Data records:

#####

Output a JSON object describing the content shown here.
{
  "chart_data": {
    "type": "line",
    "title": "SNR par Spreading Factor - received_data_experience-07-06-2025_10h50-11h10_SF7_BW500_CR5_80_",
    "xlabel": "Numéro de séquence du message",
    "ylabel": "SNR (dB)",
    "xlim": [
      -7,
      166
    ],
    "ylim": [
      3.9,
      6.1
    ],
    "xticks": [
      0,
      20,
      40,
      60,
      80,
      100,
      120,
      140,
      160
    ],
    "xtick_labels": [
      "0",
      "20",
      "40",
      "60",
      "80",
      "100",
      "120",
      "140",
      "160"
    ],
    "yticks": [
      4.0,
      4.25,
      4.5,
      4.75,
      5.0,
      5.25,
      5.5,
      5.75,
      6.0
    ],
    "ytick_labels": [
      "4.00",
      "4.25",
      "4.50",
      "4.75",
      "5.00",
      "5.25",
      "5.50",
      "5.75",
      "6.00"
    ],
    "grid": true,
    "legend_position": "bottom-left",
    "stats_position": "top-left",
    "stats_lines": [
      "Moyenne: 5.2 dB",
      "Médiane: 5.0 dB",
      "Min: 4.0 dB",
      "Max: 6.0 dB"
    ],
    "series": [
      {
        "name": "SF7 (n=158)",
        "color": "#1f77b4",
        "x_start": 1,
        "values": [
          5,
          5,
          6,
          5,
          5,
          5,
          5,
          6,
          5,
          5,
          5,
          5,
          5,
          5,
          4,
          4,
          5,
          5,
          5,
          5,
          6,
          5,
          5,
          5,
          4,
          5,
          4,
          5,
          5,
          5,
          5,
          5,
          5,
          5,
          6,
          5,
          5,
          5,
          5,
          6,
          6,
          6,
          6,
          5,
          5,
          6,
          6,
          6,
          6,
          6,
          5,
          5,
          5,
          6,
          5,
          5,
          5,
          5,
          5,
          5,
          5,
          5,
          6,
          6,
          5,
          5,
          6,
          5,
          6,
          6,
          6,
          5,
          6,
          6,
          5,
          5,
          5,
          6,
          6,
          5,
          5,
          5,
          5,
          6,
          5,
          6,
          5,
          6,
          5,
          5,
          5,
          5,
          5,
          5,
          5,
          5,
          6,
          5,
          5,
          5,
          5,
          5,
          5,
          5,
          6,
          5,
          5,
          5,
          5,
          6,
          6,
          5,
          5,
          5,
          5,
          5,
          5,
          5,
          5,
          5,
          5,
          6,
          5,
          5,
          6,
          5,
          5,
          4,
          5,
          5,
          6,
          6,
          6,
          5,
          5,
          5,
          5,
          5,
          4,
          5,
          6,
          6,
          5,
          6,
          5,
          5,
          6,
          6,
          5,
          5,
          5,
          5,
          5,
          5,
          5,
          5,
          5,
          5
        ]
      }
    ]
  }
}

#####

## Given exercise
Above are the records; retype them all without a single difference.

## Solution to the problem
Output a JSON object describing the content shown here.
{
  "chart_data": {
    "type": "line",
    "title": "SNR par Spreading Factor - received_data_experience-07-06-2025_10h50-11h10_SF7_BW500_CR5_80_",
    "xlabel": "Numéro de séquence du message",
    "ylabel": "SNR (dB)",
    "xlim": [
      -7,
      166
    ],
    "ylim": [
      3.9,
      6.1
    ],
    "xticks": [
      0,
      20,
      40,
      60,
      80,
      100,
      120,
      140,
      160
    ],
    "xtick_labels": [
      "0",
      "20",
      "40",
      "60",
      "80",
      "100",
      "120",
      "140",
      "160"
    ],
    "yticks": [
      4.0,
      4.25,
      4.5,
      4.75,
      5.0,
      5.25,
      5.5,
      5.75,
      6.0
    ],
    "ytick_labels": [
      "4.00",
      "4.25",
      "4.50",
      "4.75",
      "5.00",
      "5.25",
      "5.50",
      "5.75",
      "6.00"
    ],
    "grid": true,
    "legend_position": "bottom-left",
    "stats_position": "top-left",
    "stats_lines": [
      "Moyenne: 5.2 dB",
      "Médiane: 5.0 dB",
      "Min: 4.0 dB",
      "Max: 6.0 dB"
    ],
    "series": [
      {
        "name": "SF7 (n=158)",
        "color": "#1f77b4",
        "x_start": 1,
        "values": [
          5,
          5,
          6,
          5,
          5,
          5,
          5,
          6,
          5,
          5,
          5,
          5,
          5,
          5,
          4,
          4,
          5,
          5,
          5,
          5,
          6,
          5,
          5,
          5,
          4,
          5,
          4,
          5,
          5,
          5,
          5,
          5,
          5,
          5,
          6,
          5,
          5,
          5,
          5,
          6,
          6,
          6,
          6,
          5,
          5,
          6,
          6,
          6,
          6,
          6,
          5,
          5,
          5,
          6,
          5,
          5,
          5,
          5,
          5,
          5,
          5,
          5,
          6,
          6,
          5,
          5,
          6,
          5,
          6,
          6,
          6,
          5,
          6,
          6,
          5,
          5,
          5,
          6,
          6,
          5,
          5,
          5,
          5,
          6,
          5,
          6,
          5,
          6,
          5,
          5,
          5,
          5,
          5,
          5,
          5,
          5,
          6,
          5,
          5,
          5,
          5,
          5,
          5,
          5,
          6,
          5,
          5,
          5,
          5,
          6,
          6,
          5,
          5,
          5,
          5,
          5,
          5,
          5,
          5,
          5,
          5,
          6,
          5,
          5,
          6,
          5,
          5,
          4,
          5,
          5,
          6,
          6,
          6,
          5,
          5,
          5,
          5,
          5,
          4,
          5,
          6,
          6,
          5,
          6,
          5,
          5,
          6,
          6,
          5,
          5,
          5,
          5,
          5,
          5,
          5,
          5,
          5,
          5
        ]
      }
    ]
  }
}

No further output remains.